=== Trecho do documento ===

“Luís Nassif, jornalista com mais de 40 anos de atuação, ora se encontra amordaçado, e o referido agente econômico (BTG-Pactual), em suas relações com o poder público, imune à fiscalização que deve advir da esfera pública atenta e crítica.”
O alerta acima foi feito pelos advogados Cláudio Pereira de Souza Neto, Natáli Nunes da Silva e Fernando Luís Coelho Antunes, do escritório Souza Neto e Tartarini Advogados, no bojo da Reclamação protocolada na terça-feira (01/09) junto ao Supremo Tribunal Federal (RCL 43.131).
Distribuída ao ministro Marco Aurélio Mello, a Reclamação pede a revogação da censura imposta, na sexta-feira (28/08), pelo juiz Leonardo Grandmasson Ferreira Chaves, da 32º Vara Cível do Tribunal de Justiça do Rio, ao Blog GGN O Jornal de Todos os Brasis, editado por Nassif. Ao atender ao pedido do banco BTG-Pactual, o juízo determinou a retirada de 11 reportagens do site, como noticiamos em Censura a Nassif, a pedido do BTG, desrespeita o STF.
Ao censurar o blog, “pequeno jornal” na visão do magistrado, ele registrou que o banco é “uma Instituição Financeira (sic) com capital aberto”, e concluiu: “a imagem do Banco (sic) constitui patrimônio sensível de seus acionistas”. As letras maiúsculas permitem interpretar “respeito” ao “senhor mercado”.
Da decisão do juiz haverá recursos ao magistrado (agravo) e ao Tribunal de Justiça do Rio. Na ação em que foi decretada a censura, a Associação Brasileira de Imprensa – ABI já se apresentou na condição de amicus curiae.
A Reclamação é uma ação paralela. Uma queixa pelo desrespeito do juiz a decisões da suprema corte. Nela, desde 2009, quando julgada a Arguição de Descumprimento de Preceito Fundamental (ADPF) 130 na qual se entendeu que a antiga Lei de Imprensa é incompatível com Constituição, o Supremo deixa claro que não é possível nenhum tipo de censura. Nem a judicial, como a de agora. No recurso ao STF o Instituto Vladimir Herzog entrará na condição de amicus curiae insistindo na necessidade de a corte garantir a liberdade de imprensa.

=== Registros fornecidos ===

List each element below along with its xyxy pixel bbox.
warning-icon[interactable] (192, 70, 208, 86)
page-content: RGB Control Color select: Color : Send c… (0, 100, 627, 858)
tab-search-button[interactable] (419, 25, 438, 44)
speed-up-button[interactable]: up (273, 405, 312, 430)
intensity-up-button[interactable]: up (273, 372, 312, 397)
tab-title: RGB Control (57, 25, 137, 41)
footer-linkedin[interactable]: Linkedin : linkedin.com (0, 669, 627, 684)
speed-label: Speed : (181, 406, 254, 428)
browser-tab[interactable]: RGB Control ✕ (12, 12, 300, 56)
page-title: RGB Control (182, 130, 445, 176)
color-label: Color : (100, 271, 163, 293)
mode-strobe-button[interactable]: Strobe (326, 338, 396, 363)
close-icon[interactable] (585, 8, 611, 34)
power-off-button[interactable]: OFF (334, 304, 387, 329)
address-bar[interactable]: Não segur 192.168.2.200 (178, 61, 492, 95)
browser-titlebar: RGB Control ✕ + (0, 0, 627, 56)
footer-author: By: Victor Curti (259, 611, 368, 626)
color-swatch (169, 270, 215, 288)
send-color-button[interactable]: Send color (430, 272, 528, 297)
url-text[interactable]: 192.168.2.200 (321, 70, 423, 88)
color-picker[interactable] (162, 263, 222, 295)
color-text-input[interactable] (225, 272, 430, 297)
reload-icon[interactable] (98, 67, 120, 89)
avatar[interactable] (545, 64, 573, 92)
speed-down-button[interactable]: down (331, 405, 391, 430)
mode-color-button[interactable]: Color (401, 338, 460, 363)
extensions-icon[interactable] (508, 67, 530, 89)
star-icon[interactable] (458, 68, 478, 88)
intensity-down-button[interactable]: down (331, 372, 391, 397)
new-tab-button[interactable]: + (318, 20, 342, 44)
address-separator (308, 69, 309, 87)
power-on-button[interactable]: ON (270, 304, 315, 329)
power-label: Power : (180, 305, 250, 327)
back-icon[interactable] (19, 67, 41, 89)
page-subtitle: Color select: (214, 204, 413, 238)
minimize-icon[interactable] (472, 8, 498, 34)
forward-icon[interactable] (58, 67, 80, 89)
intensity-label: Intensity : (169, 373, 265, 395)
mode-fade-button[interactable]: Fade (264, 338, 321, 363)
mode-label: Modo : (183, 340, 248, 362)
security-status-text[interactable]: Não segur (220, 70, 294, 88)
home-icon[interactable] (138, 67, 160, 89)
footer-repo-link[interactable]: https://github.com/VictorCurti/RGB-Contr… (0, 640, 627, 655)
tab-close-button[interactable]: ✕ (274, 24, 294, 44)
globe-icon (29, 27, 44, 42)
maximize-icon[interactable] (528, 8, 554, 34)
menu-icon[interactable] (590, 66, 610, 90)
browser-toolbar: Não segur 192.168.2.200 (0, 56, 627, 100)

===

Tarefas a realizar:
a) Traduza para o inglês a frase "A Reclamação é uma ação paralela.", retirada do texto sobre a censura ao Blog GGN.
b) Converta em tabela Markdown, com as colunas "Nº" e "Conteúdo", o trecho dos registros que vai do início até a linha que contém "send-color-button[interactable]: Send color", incluindo ambas as extremidades e omitindo linhas em branco.

Resultados do exercício:
a) The complaint is a parallel action.

b)
| Nº | Conteúdo |
|---|---|
| 1 | List each element below along with its xyxy pixel bbox. |
| 2 | warning-icon[interactable] (192, 70, 208, 86) |
| 3 | page-content: RGB Control Color select: Color : Send c… (0, 100, 627, 858) |
| 4 | tab-search-button[interactable] (419, 25, 438, 44) |
| 5 | speed-up-button[interactable]: up (273, 405, 312, 430) |
| 6 | intensity-up-button[interactable]: up (273, 372, 312, 397) |
| 7 | tab-title: RGB Control (57, 25, 137, 41) |
| 8 | footer-linkedin[interactable]: Linkedin : linkedin.com (0, 669, 627, 684) |
| 9 | speed-label: Speed : (181, 406, 254, 428) |
| 10 | browser-tab[interactable]: RGB Control ✕ (12, 12, 300, 56) |
| 11 | page-title: RGB Control (182, 130, 445, 176) |
| 12 | color-label: Color : (100, 271, 163, 293) |
| 13 | mode-strobe-button[interactable]: Strobe (326, 338, 396, 363) |
| 14 | close-icon[interactable] (585, 8, 611, 34) |
| 15 | power-off-button[interactable]: OFF (334, 304, 387, 329) |
| 16 | address-bar[interactable]: Não segur 192.168.2.200 (178, 61, 492, 95) |
| 17 | browser-titlebar: RGB Control ✕ + (0, 0, 627, 56) |
| 18 | footer-author: By: Victor Curti (259, 611, 368, 626) |
| 19 | color-swatch (169, 270, 215, 288) |
| 20 | send-color-button[interactable]: Send color (430, 272, 528, 297) |